YOUR INSTRUCTIONS ▸ Retype every line of the material below exactly as it appears.

INPUT ▸
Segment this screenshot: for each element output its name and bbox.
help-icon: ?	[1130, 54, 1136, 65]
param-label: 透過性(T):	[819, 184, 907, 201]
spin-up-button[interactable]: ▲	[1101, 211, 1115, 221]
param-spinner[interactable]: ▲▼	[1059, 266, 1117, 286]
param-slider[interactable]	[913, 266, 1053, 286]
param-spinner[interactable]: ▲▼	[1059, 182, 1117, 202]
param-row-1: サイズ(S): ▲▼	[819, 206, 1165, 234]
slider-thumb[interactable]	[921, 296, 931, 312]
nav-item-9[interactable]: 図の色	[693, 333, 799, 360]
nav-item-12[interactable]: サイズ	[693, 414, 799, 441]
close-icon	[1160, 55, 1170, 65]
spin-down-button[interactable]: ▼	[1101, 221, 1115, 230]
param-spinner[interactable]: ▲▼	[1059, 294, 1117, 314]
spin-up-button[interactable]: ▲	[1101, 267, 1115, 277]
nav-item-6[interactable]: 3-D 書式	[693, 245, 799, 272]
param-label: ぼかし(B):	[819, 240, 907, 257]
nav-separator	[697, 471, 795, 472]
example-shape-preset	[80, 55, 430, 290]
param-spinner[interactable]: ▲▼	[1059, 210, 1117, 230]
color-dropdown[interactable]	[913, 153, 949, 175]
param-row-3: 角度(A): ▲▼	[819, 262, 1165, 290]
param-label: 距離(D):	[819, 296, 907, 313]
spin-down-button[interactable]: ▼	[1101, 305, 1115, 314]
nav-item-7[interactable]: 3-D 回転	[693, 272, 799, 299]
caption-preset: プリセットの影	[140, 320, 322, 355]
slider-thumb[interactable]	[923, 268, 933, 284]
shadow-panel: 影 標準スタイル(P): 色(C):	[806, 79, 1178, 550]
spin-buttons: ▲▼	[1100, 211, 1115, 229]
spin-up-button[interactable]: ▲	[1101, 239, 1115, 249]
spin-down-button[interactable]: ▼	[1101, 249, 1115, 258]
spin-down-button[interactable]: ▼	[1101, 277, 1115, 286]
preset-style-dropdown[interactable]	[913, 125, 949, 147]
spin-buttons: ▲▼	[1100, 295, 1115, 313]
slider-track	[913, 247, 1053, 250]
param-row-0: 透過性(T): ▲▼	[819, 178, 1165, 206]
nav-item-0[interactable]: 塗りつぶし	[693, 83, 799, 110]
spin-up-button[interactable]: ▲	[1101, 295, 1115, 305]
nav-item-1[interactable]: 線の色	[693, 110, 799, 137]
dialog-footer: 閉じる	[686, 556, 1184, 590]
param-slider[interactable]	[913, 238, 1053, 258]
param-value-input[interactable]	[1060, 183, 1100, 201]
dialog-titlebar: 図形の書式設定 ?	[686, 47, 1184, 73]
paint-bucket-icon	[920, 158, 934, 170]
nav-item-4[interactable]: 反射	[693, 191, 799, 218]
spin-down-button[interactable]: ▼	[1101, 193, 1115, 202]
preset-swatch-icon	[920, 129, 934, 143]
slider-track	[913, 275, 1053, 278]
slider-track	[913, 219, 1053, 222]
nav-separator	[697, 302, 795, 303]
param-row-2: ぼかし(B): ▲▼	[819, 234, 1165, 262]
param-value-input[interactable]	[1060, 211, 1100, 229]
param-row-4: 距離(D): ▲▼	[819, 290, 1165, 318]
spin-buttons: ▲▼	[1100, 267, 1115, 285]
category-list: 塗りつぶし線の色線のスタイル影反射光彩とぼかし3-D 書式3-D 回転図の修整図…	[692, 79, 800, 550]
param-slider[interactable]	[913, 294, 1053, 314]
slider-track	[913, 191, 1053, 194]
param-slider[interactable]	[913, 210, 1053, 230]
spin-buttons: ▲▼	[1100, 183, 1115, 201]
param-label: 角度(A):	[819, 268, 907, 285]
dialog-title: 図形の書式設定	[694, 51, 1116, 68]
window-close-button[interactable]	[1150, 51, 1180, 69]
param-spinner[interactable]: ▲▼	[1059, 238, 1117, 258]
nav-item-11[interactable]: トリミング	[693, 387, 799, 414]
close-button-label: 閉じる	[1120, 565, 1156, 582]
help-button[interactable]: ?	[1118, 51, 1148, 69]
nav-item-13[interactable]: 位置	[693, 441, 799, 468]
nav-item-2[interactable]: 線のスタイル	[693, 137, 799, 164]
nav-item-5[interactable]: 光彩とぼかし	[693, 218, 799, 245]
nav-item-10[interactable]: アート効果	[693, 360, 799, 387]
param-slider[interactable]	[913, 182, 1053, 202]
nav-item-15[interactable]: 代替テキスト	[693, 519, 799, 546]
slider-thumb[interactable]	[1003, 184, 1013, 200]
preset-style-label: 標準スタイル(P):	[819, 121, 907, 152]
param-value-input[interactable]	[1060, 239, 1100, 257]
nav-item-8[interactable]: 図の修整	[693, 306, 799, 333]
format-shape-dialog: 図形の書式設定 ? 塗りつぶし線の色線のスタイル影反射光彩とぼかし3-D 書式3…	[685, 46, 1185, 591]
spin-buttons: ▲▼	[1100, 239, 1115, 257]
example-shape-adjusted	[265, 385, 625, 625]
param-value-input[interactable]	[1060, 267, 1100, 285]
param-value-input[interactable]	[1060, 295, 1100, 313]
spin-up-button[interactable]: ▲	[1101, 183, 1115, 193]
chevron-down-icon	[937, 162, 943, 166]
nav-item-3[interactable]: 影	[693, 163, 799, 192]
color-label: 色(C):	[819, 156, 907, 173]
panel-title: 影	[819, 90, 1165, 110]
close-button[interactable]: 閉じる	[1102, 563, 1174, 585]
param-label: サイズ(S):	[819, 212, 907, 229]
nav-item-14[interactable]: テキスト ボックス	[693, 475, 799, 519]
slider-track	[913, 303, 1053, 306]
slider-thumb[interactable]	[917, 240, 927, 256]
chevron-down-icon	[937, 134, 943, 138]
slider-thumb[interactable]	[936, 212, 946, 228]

EXERCISE RESPONSE ▸
Segment this screenshot: for each element output its name and bbox.
help-icon: ?	[1130, 54, 1136, 65]
param-label: 透過性(T):	[819, 184, 907, 201]
spin-up-button[interactable]: ▲	[1101, 211, 1115, 221]
param-spinner[interactable]: ▲▼	[1059, 266, 1117, 286]
param-slider[interactable]	[913, 266, 1053, 286]
param-spinner[interactable]: ▲▼	[1059, 182, 1117, 202]
param-row-1: サイズ(S): ▲▼	[819, 206, 1165, 234]
slider-thumb[interactable]	[921, 296, 931, 312]
nav-item-9[interactable]: 図の色	[693, 333, 799, 360]
nav-item-12[interactable]: サイズ	[693, 414, 799, 441]
close-icon	[1160, 55, 1170, 65]
spin-down-button[interactable]: ▼	[1101, 221, 1115, 230]
param-spinner[interactable]: ▲▼	[1059, 294, 1117, 314]
spin-up-button[interactable]: ▲	[1101, 267, 1115, 277]
nav-item-6[interactable]: 3-D 書式	[693, 245, 799, 272]
param-label: ぼかし(B):	[819, 240, 907, 257]
nav-separator	[697, 471, 795, 472]
example-shape-preset	[80, 55, 430, 290]
param-spinner[interactable]: ▲▼	[1059, 210, 1117, 230]
color-dropdown[interactable]	[913, 153, 949, 175]
param-row-3: 角度(A): ▲▼	[819, 262, 1165, 290]
param-label: 距離(D):	[819, 296, 907, 313]
spin-down-button[interactable]: ▼	[1101, 305, 1115, 314]
nav-item-7[interactable]: 3-D 回転	[693, 272, 799, 299]
caption-preset: プリセットの影	[140, 320, 322, 355]
slider-thumb[interactable]	[923, 268, 933, 284]
shadow-panel: 影 標準スタイル(P): 色(C):	[806, 79, 1178, 550]
spin-buttons: ▲▼	[1100, 211, 1115, 229]
spin-up-button[interactable]: ▲	[1101, 239, 1115, 249]
spin-down-button[interactable]: ▼	[1101, 249, 1115, 258]
spin-down-button[interactable]: ▼	[1101, 277, 1115, 286]
preset-style-dropdown[interactable]	[913, 125, 949, 147]
spin-buttons: ▲▼	[1100, 295, 1115, 313]
slider-track	[913, 247, 1053, 250]
param-row-0: 透過性(T): ▲▼	[819, 178, 1165, 206]
nav-item-0[interactable]: 塗りつぶし	[693, 83, 799, 110]
spin-up-button[interactable]: ▲	[1101, 295, 1115, 305]
nav-item-1[interactable]: 線の色	[693, 110, 799, 137]
dialog-footer: 閉じる	[686, 556, 1184, 590]
param-slider[interactable]	[913, 238, 1053, 258]
param-value-input[interactable]	[1060, 183, 1100, 201]
dialog-titlebar: 図形の書式設定 ?	[686, 47, 1184, 73]
paint-bucket-icon	[920, 158, 934, 170]
nav-item-4[interactable]: 反射	[693, 191, 799, 218]
spin-down-button[interactable]: ▼	[1101, 193, 1115, 202]
preset-swatch-icon	[920, 129, 934, 143]
slider-track	[913, 275, 1053, 278]
slider-track	[913, 219, 1053, 222]
nav-separator	[697, 302, 795, 303]
param-row-2: ぼかし(B): ▲▼	[819, 234, 1165, 262]
param-value-input[interactable]	[1060, 211, 1100, 229]
param-row-4: 距離(D): ▲▼	[819, 290, 1165, 318]
spin-buttons: ▲▼	[1100, 267, 1115, 285]
category-list: 塗りつぶし線の色線のスタイル影反射光彩とぼかし3-D 書式3-D 回転図の修整図…	[692, 79, 800, 550]
param-slider[interactable]	[913, 294, 1053, 314]
slider-track	[913, 191, 1053, 194]
param-slider[interactable]	[913, 210, 1053, 230]
spin-buttons: ▲▼	[1100, 183, 1115, 201]
param-label: 角度(A):	[819, 268, 907, 285]
dialog-title: 図形の書式設定	[694, 51, 1116, 68]
window-close-button[interactable]	[1150, 51, 1180, 69]
param-spinner[interactable]: ▲▼	[1059, 238, 1117, 258]
nav-item-11[interactable]: トリミング	[693, 387, 799, 414]
close-button-label: 閉じる	[1120, 565, 1156, 582]
help-button[interactable]: ?	[1118, 51, 1148, 69]
nav-item-13[interactable]: 位置	[693, 441, 799, 468]
nav-item-2[interactable]: 線のスタイル	[693, 137, 799, 164]
nav-item-5[interactable]: 光彩とぼかし	[693, 218, 799, 245]
nav-item-10[interactable]: アート効果	[693, 360, 799, 387]
param-slider[interactable]	[913, 182, 1053, 202]
nav-item-15[interactable]: 代替テキスト	[693, 519, 799, 546]
slider-thumb[interactable]	[1003, 184, 1013, 200]
preset-style-label: 標準スタイル(P):	[819, 121, 907, 152]
param-value-input[interactable]	[1060, 239, 1100, 257]
nav-item-8[interactable]: 図の修整	[693, 306, 799, 333]
format-shape-dialog: 図形の書式設定 ? 塗りつぶし線の色線のスタイル影反射光彩とぼかし3-D 書式3…	[685, 46, 1185, 591]
spin-buttons: ▲▼	[1100, 239, 1115, 257]
example-shape-adjusted	[265, 385, 625, 625]
param-value-input[interactable]	[1060, 267, 1100, 285]
param-value-input[interactable]	[1060, 295, 1100, 313]
spin-up-button[interactable]: ▲	[1101, 183, 1115, 193]
chevron-down-icon	[937, 162, 943, 166]
nav-item-3[interactable]: 影	[693, 163, 799, 192]
color-label: 色(C):	[819, 156, 907, 173]
panel-title: 影	[819, 90, 1165, 110]
close-button[interactable]: 閉じる	[1102, 563, 1174, 585]
param-label: サイズ(S):	[819, 212, 907, 229]
nav-item-14[interactable]: テキスト ボックス	[693, 475, 799, 519]
slider-track	[913, 303, 1053, 306]
slider-thumb[interactable]	[917, 240, 927, 256]
chevron-down-icon	[937, 134, 943, 138]
slider-thumb[interactable]	[936, 212, 946, 228]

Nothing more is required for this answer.